▶ _Task_
Pull every line with the word "triangle" out of the entries below.

BEGIN Material to process

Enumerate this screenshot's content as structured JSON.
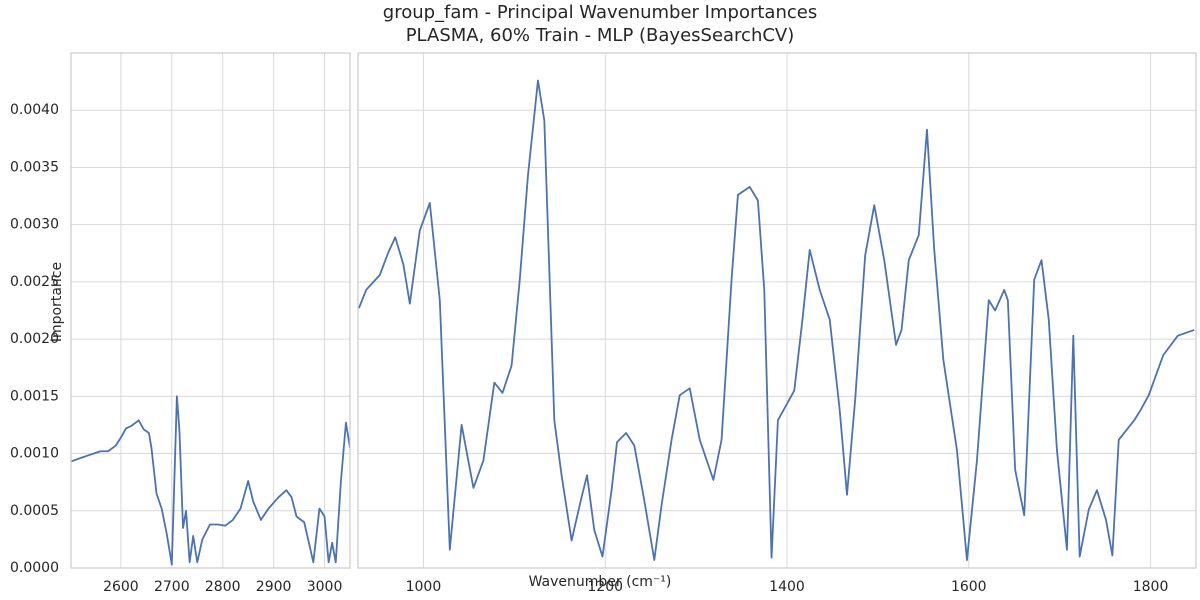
{
  "chart_data": [
    {
      "type": "line",
      "title": "group_fam - Principal Wavenumber Importances",
      "subtitle": "PLASMA, 60% Train - MLP (BayesSearchCV)",
      "ylabel": "Importance",
      "xlim": [
        2502,
        3050
      ],
      "xticks": [
        2600,
        2700,
        2800,
        2900,
        3000
      ],
      "ylim": [
        0,
        0.0045
      ],
      "yticks": [
        {
          "value": 0,
          "label": "0.0000"
        },
        {
          "value": 0.0005,
          "label": "0.0005"
        },
        {
          "value": 0.001,
          "label": "0.0010"
        },
        {
          "value": 0.0015,
          "label": "0.0015"
        },
        {
          "value": 0.002,
          "label": "0.0020"
        },
        {
          "value": 0.0025,
          "label": "0.0025"
        },
        {
          "value": 0.003,
          "label": "0.0030"
        },
        {
          "value": 0.0035,
          "label": "0.0035"
        },
        {
          "value": 0.004,
          "label": "0.0040"
        }
      ],
      "grid": true,
      "x": [
        2502,
        2520,
        2540,
        2560,
        2575,
        2590,
        2600,
        2610,
        2620,
        2635,
        2645,
        2655,
        2660,
        2670,
        2680,
        2690,
        2700,
        2710,
        2715,
        2722,
        2728,
        2735,
        2742,
        2750,
        2760,
        2775,
        2790,
        2805,
        2820,
        2835,
        2850,
        2860,
        2875,
        2890,
        2910,
        2925,
        2935,
        2945,
        2960,
        2978,
        2990,
        3000,
        3008,
        3015,
        3022,
        3032,
        3042,
        3050
      ],
      "series": [
        {
          "color": "#4c72b0",
          "values": [
            0.00093,
            0.00096,
            0.00099,
            0.00102,
            0.00102,
            0.00107,
            0.00114,
            0.00122,
            0.00124,
            0.00129,
            0.00121,
            0.00118,
            0.00105,
            0.00065,
            0.00052,
            0.0003,
            3e-05,
            0.0015,
            0.0012,
            0.00035,
            0.0005,
            5e-05,
            0.00028,
            5e-05,
            0.00025,
            0.00038,
            0.00038,
            0.00037,
            0.00042,
            0.00052,
            0.00076,
            0.00058,
            0.00042,
            0.00052,
            0.00062,
            0.00068,
            0.00062,
            0.00045,
            0.0004,
            5e-05,
            0.00052,
            0.00045,
            5e-05,
            0.00022,
            5e-05,
            0.00075,
            0.00127,
            0.00105
          ]
        }
      ]
    },
    {
      "type": "line",
      "xlabel": "Wavenumber (cm⁻¹)",
      "xlim": [
        928,
        1850
      ],
      "xticks": [
        1000,
        1200,
        1400,
        1600,
        1800
      ],
      "ylim": [
        0,
        0.0045
      ],
      "grid": true,
      "x": [
        929,
        937,
        952,
        961,
        969,
        978,
        985,
        996,
        1007,
        1018,
        1029,
        1042,
        1055,
        1066,
        1078,
        1087,
        1097,
        1106,
        1115,
        1126,
        1133,
        1144,
        1152,
        1163,
        1174,
        1180,
        1188,
        1197,
        1207,
        1213,
        1223,
        1232,
        1243,
        1254,
        1262,
        1273,
        1282,
        1293,
        1304,
        1319,
        1328,
        1339,
        1346,
        1359,
        1368,
        1375,
        1383,
        1390,
        1408,
        1417,
        1425,
        1436,
        1447,
        1458,
        1466,
        1475,
        1486,
        1496,
        1507,
        1520,
        1526,
        1534,
        1545,
        1554,
        1562,
        1572,
        1587,
        1598,
        1609,
        1622,
        1629,
        1639,
        1643,
        1651,
        1661,
        1672,
        1680,
        1688,
        1697,
        1708,
        1715,
        1722,
        1732,
        1741,
        1751,
        1758,
        1765,
        1782,
        1789,
        1798,
        1814,
        1830,
        1848
      ],
      "series": [
        {
          "color": "#4c72b0",
          "values": [
            0.00227,
            0.00243,
            0.00256,
            0.00275,
            0.00289,
            0.00265,
            0.00231,
            0.00295,
            0.00319,
            0.00234,
            0.00016,
            0.00125,
            0.0007,
            0.00094,
            0.00162,
            0.00153,
            0.00177,
            0.00252,
            0.00343,
            0.00426,
            0.00391,
            0.00129,
            0.00081,
            0.00024,
            0.00062,
            0.00081,
            0.00033,
            0.0001,
            0.00068,
            0.0011,
            0.00118,
            0.00107,
            0.00059,
            7e-05,
            0.00055,
            0.00112,
            0.00151,
            0.00157,
            0.00112,
            0.00077,
            0.00112,
            0.00252,
            0.00326,
            0.00333,
            0.00321,
            0.00243,
            9e-05,
            0.00129,
            0.00155,
            0.00217,
            0.00278,
            0.00243,
            0.00217,
            0.00138,
            0.00064,
            0.00147,
            0.00273,
            0.00317,
            0.00269,
            0.00195,
            0.00208,
            0.00269,
            0.00291,
            0.00383,
            0.00278,
            0.00182,
            0.00103,
            7e-05,
            0.00094,
            0.00234,
            0.00225,
            0.00243,
            0.00234,
            0.00086,
            0.00046,
            0.00252,
            0.00269,
            0.00217,
            0.00103,
            0.00016,
            0.00203,
            0.0001,
            0.00051,
            0.00068,
            0.00042,
            0.00011,
            0.00112,
            0.00129,
            0.00138,
            0.00151,
            0.00186,
            0.00203,
            0.00208
          ]
        }
      ]
    }
  ]
}
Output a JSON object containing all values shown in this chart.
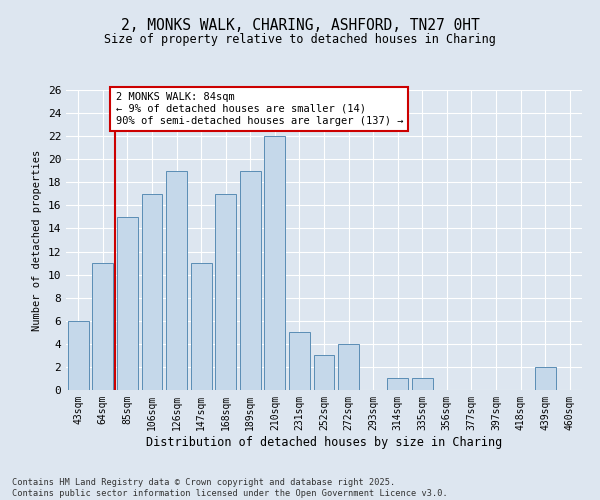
{
  "title_line1": "2, MONKS WALK, CHARING, ASHFORD, TN27 0HT",
  "title_line2": "Size of property relative to detached houses in Charing",
  "xlabel": "Distribution of detached houses by size in Charing",
  "ylabel": "Number of detached properties",
  "bar_color": "#c5d8ea",
  "bar_edge_color": "#5a8db5",
  "categories": [
    "43sqm",
    "64sqm",
    "85sqm",
    "106sqm",
    "126sqm",
    "147sqm",
    "168sqm",
    "189sqm",
    "210sqm",
    "231sqm",
    "252sqm",
    "272sqm",
    "293sqm",
    "314sqm",
    "335sqm",
    "356sqm",
    "377sqm",
    "397sqm",
    "418sqm",
    "439sqm",
    "460sqm"
  ],
  "values": [
    6,
    11,
    15,
    17,
    19,
    11,
    17,
    19,
    22,
    5,
    3,
    4,
    0,
    1,
    1,
    0,
    0,
    0,
    0,
    2,
    0
  ],
  "ylim": [
    0,
    26
  ],
  "yticks": [
    0,
    2,
    4,
    6,
    8,
    10,
    12,
    14,
    16,
    18,
    20,
    22,
    24,
    26
  ],
  "vline_x": 1.5,
  "vline_color": "#cc0000",
  "annotation_text": "2 MONKS WALK: 84sqm\n← 9% of detached houses are smaller (14)\n90% of semi-detached houses are larger (137) →",
  "annotation_box_color": "#ffffff",
  "annotation_box_edge": "#cc0000",
  "footer_text": "Contains HM Land Registry data © Crown copyright and database right 2025.\nContains public sector information licensed under the Open Government Licence v3.0.",
  "background_color": "#dde6f0",
  "plot_background": "#dde6f0"
}
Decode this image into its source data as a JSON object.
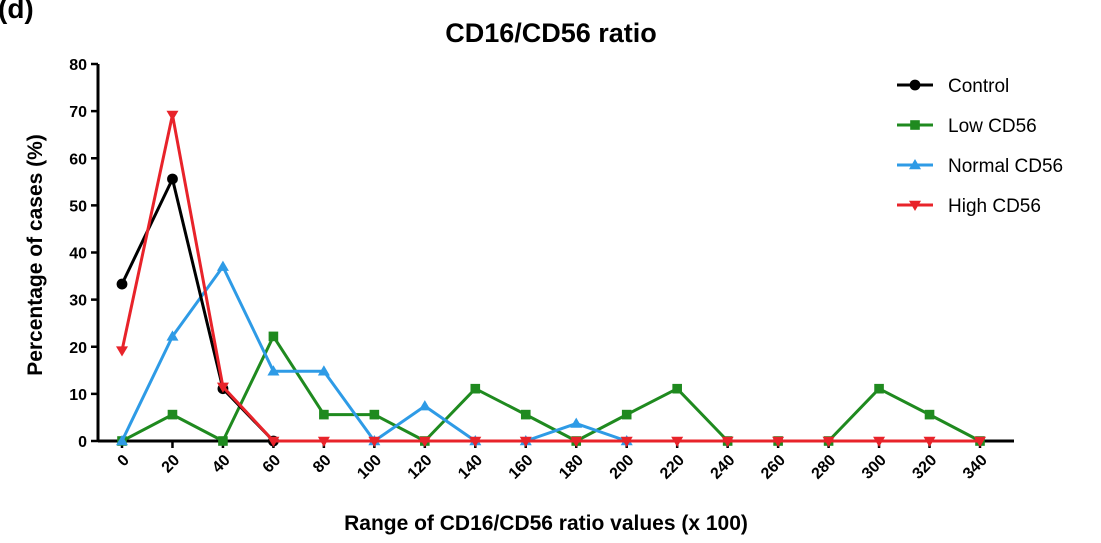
{
  "panel_label": "(d)",
  "chart_data": {
    "type": "line",
    "title": "CD16/CD56 ratio",
    "xlabel": "Range of CD16/CD56 ratio values (x 100)",
    "ylabel": "Percentage of cases (%)",
    "x": [
      0,
      20,
      40,
      60,
      80,
      100,
      120,
      140,
      160,
      180,
      200,
      220,
      240,
      260,
      280,
      300,
      320,
      340
    ],
    "x_tick_labels": [
      "0",
      "20",
      "40",
      "60",
      "80",
      "100",
      "120",
      "140",
      "160",
      "180",
      "200",
      "220",
      "240",
      "260",
      "280",
      "300",
      "320",
      "340"
    ],
    "ylim": [
      0,
      80
    ],
    "y_ticks": [
      0,
      10,
      20,
      30,
      40,
      50,
      60,
      70,
      80
    ],
    "y_tick_labels": [
      "0",
      "10",
      "20",
      "30",
      "40",
      "50",
      "60",
      "70",
      "80"
    ],
    "grid": false,
    "legend_position": "top-right",
    "series": [
      {
        "name": "Control",
        "color": "#000000",
        "marker": "circle",
        "x": [
          0,
          20,
          40,
          60
        ],
        "values": [
          33.3,
          55.6,
          11.1,
          0
        ]
      },
      {
        "name": "Low CD56",
        "color": "#1f8a1f",
        "marker": "square",
        "x": [
          0,
          20,
          40,
          60,
          80,
          100,
          120,
          140,
          160,
          180,
          200,
          220,
          240,
          260,
          280,
          300,
          320,
          340
        ],
        "values": [
          0,
          5.6,
          0,
          22.2,
          5.6,
          5.6,
          0,
          11.1,
          5.6,
          0,
          5.6,
          11.1,
          0,
          0,
          0,
          11.1,
          5.6,
          0
        ]
      },
      {
        "name": "Normal CD56",
        "color": "#2e9be6",
        "marker": "triangle-up",
        "x": [
          0,
          20,
          40,
          60,
          80,
          100,
          120,
          140,
          160,
          180,
          200
        ],
        "values": [
          0,
          22.2,
          37,
          14.8,
          14.8,
          0,
          7.4,
          0,
          0,
          3.7,
          0
        ]
      },
      {
        "name": "High CD56",
        "color": "#e8232a",
        "marker": "triangle-down",
        "x": [
          0,
          20,
          40,
          60,
          80,
          100,
          120,
          140,
          160,
          180,
          200,
          220,
          240,
          260,
          280,
          300,
          320,
          340
        ],
        "values": [
          19.2,
          69.2,
          11.5,
          0,
          0,
          0,
          0,
          0,
          0,
          0,
          0,
          0,
          0,
          0,
          0,
          0,
          0,
          0
        ]
      }
    ]
  }
}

END Material to process

▶ _Answer for the task_
        "marker": "triangle-up",
        "marker": "triangle-down",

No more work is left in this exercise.